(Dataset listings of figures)
========================================

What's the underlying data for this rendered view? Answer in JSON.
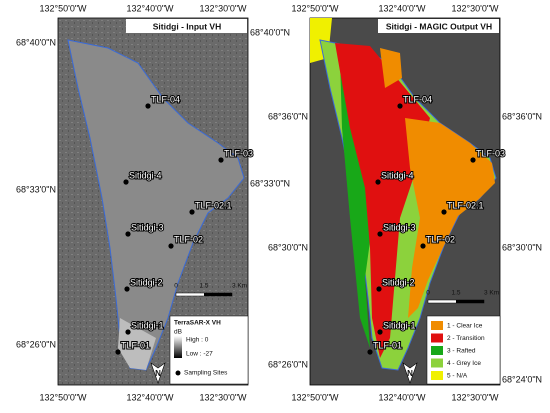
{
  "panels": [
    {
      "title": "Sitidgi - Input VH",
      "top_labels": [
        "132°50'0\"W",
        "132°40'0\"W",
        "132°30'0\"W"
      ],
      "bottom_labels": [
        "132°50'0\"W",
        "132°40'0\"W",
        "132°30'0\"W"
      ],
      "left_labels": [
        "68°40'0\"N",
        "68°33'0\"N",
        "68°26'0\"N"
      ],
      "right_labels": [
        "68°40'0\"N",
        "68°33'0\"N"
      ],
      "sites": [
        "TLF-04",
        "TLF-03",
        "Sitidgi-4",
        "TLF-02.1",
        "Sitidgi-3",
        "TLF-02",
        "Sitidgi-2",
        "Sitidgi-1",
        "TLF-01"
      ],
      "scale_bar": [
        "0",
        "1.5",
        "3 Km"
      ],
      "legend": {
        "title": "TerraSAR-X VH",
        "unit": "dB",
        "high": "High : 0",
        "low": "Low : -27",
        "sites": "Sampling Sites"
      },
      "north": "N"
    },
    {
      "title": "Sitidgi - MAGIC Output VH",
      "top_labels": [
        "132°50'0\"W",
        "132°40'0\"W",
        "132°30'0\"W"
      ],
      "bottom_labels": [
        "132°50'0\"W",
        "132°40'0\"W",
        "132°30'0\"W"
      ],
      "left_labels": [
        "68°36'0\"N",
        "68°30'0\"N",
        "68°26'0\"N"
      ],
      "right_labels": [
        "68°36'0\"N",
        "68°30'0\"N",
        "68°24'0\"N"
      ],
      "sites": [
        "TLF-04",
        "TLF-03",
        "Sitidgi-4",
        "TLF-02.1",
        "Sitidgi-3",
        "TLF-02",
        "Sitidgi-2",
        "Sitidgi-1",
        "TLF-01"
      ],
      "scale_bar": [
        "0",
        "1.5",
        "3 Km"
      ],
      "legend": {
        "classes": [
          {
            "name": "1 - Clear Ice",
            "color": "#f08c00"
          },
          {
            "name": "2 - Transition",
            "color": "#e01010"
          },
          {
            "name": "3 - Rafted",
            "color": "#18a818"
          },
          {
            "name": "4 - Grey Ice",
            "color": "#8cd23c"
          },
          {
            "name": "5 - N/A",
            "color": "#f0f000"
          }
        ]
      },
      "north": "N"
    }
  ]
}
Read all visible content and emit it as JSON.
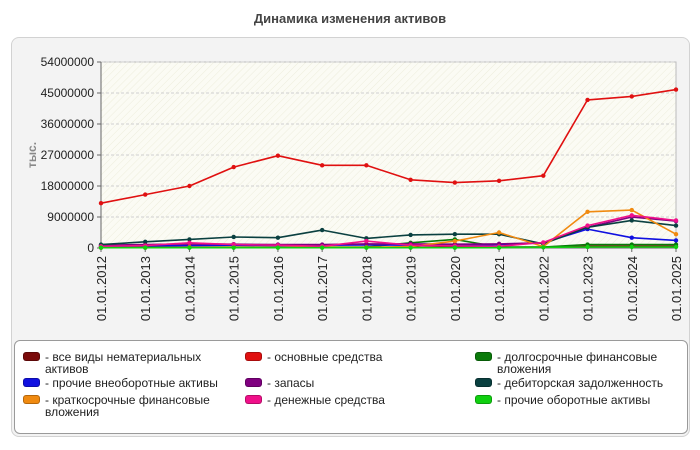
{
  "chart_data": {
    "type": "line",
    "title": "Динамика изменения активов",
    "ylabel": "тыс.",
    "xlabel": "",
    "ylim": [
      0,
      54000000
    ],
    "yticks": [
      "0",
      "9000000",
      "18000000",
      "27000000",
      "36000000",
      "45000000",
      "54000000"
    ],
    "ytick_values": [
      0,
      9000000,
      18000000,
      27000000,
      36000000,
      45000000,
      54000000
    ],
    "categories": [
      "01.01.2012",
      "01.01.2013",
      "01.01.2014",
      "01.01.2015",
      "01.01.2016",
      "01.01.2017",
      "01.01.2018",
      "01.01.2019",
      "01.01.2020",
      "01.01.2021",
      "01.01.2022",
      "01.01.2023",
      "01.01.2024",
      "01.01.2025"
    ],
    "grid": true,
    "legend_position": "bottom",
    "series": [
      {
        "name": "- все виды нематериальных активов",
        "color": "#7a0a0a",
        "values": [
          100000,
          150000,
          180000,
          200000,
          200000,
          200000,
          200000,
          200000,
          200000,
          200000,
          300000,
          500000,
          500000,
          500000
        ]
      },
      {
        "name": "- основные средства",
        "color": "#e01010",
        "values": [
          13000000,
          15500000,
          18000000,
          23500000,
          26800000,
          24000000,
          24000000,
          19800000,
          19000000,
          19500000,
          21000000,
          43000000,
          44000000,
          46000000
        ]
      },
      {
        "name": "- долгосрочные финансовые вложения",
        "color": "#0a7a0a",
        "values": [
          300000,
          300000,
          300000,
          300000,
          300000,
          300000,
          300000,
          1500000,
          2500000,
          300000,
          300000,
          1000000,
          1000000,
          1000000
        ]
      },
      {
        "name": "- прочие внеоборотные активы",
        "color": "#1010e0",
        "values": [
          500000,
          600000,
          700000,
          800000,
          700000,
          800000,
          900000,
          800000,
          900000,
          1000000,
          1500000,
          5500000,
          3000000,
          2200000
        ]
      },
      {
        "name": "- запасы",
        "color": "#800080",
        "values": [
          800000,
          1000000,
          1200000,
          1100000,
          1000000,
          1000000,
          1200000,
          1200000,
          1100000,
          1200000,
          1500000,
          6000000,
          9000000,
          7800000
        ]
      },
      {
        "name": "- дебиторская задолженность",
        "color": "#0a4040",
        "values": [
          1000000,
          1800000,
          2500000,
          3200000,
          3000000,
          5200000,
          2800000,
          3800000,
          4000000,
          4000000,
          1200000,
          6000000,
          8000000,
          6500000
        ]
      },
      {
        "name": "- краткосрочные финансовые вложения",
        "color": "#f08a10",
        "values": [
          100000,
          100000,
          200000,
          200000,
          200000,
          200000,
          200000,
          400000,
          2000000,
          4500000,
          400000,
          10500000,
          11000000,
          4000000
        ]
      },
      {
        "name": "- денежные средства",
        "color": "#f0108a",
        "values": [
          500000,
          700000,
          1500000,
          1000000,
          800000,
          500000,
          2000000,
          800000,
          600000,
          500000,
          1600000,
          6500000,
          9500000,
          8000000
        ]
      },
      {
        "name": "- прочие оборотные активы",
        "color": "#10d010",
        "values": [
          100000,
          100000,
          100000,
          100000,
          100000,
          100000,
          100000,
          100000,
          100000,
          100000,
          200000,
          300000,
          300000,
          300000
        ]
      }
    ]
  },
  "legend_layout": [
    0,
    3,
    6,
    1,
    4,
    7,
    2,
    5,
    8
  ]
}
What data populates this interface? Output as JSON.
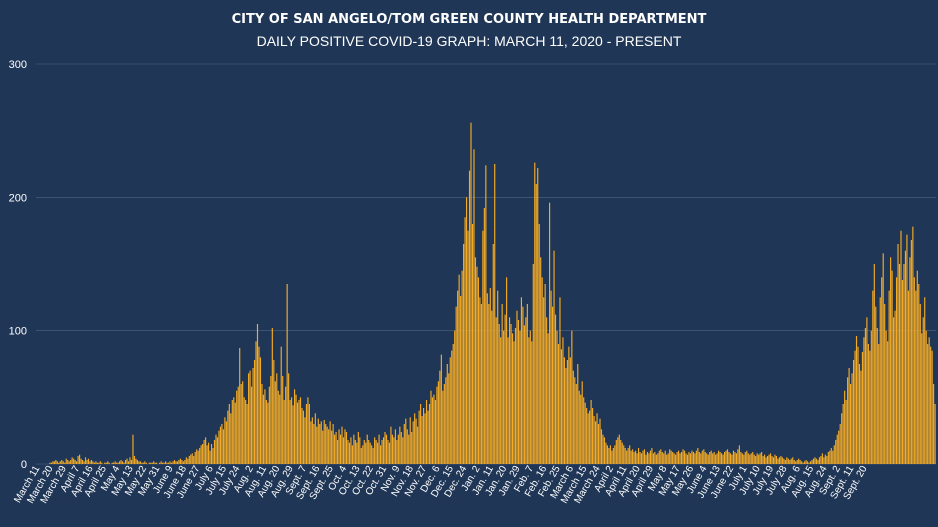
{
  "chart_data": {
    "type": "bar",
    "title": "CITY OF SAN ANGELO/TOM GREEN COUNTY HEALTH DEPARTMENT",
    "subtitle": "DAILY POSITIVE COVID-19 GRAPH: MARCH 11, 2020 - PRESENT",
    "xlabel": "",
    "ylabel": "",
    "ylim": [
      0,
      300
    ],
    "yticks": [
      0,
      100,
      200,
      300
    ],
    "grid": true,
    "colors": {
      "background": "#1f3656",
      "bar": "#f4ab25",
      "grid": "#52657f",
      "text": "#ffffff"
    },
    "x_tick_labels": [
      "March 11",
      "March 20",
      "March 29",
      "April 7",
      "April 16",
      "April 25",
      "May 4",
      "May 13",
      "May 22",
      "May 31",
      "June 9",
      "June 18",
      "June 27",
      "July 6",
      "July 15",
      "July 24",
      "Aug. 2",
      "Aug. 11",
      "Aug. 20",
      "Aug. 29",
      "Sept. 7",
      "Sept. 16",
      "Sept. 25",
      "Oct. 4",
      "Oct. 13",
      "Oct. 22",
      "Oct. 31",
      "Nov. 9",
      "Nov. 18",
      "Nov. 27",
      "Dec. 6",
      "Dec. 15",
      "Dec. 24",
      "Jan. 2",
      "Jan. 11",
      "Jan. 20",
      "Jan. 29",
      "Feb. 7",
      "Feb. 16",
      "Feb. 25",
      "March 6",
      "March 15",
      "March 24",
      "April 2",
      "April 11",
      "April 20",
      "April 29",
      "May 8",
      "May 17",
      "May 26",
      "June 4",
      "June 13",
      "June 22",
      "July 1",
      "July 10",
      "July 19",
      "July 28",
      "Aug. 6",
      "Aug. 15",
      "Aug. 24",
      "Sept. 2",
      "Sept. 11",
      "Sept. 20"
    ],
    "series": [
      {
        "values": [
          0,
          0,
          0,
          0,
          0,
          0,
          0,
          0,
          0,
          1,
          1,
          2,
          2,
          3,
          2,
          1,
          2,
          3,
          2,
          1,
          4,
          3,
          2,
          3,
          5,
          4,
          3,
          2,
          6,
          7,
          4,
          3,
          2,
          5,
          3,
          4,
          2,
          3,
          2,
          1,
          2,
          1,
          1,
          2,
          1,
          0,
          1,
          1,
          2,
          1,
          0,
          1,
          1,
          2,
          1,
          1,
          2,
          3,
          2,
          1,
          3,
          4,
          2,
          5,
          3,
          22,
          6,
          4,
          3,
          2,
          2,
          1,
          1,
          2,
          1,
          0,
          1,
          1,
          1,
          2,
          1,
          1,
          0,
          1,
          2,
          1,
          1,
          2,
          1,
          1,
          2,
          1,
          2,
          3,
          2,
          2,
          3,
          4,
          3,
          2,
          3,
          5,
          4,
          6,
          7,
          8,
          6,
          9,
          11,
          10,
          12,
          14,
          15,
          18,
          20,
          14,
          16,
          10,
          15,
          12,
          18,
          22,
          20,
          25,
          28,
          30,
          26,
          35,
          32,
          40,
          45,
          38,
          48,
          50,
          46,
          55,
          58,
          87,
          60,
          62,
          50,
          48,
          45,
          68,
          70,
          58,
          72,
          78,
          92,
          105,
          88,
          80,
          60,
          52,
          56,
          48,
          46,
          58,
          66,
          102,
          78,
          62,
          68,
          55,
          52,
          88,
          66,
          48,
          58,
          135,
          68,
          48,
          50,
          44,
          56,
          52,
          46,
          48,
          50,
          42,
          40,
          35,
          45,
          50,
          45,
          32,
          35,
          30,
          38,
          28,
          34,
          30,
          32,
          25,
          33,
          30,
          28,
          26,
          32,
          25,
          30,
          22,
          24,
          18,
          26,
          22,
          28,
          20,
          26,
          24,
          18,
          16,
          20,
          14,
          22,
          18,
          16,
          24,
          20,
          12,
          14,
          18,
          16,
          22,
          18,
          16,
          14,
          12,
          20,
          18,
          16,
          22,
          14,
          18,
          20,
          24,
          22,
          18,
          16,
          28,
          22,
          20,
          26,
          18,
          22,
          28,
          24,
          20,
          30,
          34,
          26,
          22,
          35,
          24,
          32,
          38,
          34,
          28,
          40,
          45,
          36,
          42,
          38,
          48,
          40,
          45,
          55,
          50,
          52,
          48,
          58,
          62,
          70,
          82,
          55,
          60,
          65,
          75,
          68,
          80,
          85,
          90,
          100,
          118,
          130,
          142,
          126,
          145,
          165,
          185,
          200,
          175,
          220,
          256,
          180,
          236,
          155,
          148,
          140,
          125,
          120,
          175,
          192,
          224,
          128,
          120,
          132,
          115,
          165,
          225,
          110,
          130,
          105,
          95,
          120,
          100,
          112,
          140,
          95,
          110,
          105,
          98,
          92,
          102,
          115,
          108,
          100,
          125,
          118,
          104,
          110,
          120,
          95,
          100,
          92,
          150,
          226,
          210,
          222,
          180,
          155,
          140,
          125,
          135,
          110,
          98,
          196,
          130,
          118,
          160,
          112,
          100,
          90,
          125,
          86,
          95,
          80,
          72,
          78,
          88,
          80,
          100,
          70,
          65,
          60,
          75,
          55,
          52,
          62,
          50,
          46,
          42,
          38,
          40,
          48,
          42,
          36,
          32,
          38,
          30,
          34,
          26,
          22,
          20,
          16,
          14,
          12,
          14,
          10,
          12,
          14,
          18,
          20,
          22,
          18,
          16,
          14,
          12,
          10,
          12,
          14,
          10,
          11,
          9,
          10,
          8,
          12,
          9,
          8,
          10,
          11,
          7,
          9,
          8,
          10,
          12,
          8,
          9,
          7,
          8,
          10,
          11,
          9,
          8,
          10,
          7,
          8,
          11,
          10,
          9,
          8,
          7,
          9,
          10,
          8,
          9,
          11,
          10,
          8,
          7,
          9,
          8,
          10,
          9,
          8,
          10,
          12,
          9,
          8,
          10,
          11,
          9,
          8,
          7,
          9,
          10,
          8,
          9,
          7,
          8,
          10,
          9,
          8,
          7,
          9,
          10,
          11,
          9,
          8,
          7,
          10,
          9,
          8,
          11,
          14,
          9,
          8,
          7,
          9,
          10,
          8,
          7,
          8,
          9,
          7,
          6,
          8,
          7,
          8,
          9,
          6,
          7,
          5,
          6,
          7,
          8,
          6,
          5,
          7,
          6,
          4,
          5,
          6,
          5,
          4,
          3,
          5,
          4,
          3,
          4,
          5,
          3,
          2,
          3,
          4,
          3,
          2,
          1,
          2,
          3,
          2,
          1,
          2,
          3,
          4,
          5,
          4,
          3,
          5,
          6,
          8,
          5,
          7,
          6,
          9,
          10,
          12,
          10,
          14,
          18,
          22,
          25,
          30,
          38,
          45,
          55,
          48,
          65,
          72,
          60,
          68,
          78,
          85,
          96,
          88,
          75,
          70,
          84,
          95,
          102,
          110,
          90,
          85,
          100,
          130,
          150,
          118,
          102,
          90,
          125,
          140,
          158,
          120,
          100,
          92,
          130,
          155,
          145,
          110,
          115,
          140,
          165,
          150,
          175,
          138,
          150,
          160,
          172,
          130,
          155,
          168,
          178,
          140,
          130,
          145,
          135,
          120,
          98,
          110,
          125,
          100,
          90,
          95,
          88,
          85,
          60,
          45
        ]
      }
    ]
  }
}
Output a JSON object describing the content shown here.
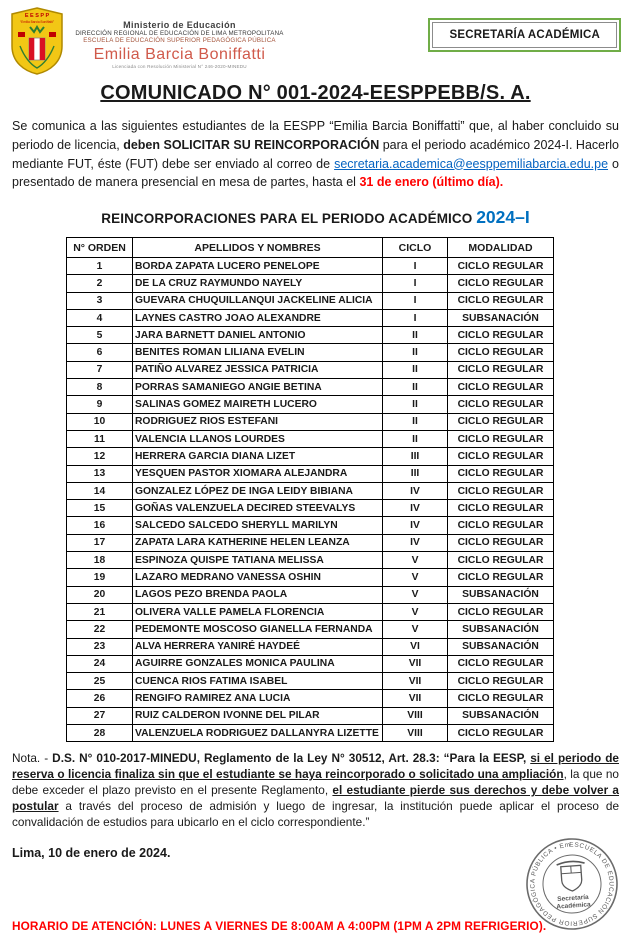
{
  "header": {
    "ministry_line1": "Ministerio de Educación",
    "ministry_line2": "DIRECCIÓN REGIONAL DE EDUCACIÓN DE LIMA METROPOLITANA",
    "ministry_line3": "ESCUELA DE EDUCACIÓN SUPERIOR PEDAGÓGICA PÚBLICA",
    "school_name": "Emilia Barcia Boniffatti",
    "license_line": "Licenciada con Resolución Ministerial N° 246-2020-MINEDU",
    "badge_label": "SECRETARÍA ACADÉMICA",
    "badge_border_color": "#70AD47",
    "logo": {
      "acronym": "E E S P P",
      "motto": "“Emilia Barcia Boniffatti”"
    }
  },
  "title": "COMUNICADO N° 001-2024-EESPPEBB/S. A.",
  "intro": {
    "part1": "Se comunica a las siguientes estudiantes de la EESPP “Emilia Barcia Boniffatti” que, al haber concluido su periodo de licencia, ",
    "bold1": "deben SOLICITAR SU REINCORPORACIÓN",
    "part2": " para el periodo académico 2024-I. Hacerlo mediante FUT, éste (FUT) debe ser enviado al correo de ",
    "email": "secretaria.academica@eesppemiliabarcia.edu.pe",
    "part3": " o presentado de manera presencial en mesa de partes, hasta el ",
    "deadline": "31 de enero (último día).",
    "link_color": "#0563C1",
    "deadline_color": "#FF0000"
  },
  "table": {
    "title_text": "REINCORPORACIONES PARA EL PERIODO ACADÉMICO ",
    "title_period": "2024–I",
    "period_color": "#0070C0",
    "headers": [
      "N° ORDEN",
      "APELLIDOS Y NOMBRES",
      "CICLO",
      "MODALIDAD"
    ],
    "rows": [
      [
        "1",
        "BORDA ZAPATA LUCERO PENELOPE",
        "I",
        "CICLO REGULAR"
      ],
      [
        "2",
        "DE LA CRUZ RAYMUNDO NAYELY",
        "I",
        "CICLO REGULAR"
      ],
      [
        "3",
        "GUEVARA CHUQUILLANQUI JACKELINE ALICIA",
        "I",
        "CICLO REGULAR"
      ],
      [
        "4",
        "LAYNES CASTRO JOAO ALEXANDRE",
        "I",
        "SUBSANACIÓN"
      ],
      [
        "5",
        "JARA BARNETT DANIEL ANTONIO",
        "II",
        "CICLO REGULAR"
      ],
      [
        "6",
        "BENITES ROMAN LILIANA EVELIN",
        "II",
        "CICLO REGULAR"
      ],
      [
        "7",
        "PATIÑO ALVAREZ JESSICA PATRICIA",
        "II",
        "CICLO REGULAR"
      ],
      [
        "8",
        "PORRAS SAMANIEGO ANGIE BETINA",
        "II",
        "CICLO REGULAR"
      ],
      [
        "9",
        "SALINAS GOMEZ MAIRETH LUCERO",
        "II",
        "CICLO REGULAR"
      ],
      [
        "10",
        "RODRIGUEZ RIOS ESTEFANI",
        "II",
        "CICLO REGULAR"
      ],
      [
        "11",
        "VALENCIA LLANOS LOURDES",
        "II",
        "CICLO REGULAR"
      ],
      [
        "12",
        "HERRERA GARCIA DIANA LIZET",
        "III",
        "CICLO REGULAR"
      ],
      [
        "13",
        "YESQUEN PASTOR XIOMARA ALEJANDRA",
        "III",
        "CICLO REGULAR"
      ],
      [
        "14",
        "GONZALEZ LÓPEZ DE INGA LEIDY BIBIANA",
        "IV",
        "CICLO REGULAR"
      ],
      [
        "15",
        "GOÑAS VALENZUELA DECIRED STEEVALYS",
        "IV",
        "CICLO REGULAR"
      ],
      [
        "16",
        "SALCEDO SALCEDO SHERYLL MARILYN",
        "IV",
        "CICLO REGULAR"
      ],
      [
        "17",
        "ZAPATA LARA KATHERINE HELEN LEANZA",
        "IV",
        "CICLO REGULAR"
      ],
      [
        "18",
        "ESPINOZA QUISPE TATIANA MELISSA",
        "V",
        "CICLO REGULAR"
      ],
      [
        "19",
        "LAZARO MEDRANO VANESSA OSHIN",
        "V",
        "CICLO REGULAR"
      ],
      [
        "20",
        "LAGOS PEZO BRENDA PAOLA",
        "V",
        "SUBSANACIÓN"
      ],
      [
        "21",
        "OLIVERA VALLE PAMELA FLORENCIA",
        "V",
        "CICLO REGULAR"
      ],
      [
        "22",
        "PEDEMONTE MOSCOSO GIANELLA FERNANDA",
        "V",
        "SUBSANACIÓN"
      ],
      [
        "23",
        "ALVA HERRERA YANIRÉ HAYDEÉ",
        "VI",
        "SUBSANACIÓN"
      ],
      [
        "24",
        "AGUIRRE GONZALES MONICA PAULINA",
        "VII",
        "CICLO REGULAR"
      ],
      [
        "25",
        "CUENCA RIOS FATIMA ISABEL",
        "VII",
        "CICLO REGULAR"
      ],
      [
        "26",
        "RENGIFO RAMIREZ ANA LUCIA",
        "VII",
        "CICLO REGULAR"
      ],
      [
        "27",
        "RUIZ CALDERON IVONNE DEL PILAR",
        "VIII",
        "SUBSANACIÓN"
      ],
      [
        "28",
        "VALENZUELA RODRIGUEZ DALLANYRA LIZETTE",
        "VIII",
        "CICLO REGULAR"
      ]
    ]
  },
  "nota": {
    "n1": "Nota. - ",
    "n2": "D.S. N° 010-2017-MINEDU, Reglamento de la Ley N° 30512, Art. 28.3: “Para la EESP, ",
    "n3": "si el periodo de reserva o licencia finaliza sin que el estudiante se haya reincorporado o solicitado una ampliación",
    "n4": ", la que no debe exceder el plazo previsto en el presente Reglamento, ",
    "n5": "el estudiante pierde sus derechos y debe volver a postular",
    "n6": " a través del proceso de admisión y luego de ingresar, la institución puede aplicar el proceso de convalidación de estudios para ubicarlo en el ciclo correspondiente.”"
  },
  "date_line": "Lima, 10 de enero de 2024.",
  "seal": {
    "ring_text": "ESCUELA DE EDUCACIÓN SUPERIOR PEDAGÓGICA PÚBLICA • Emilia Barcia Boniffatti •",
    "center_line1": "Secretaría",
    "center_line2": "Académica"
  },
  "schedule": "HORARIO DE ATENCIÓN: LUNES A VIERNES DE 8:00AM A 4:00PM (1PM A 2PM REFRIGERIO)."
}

========================================

## BRIEF
From the material above, copy each line that includes the word "VALENZUELA".

## TASK OUTPUT
        "GOÑAS VALENZUELA DECIRED STEEVALYS",
        "VALENZUELA RODRIGUEZ DALLANYRA LIZETTE",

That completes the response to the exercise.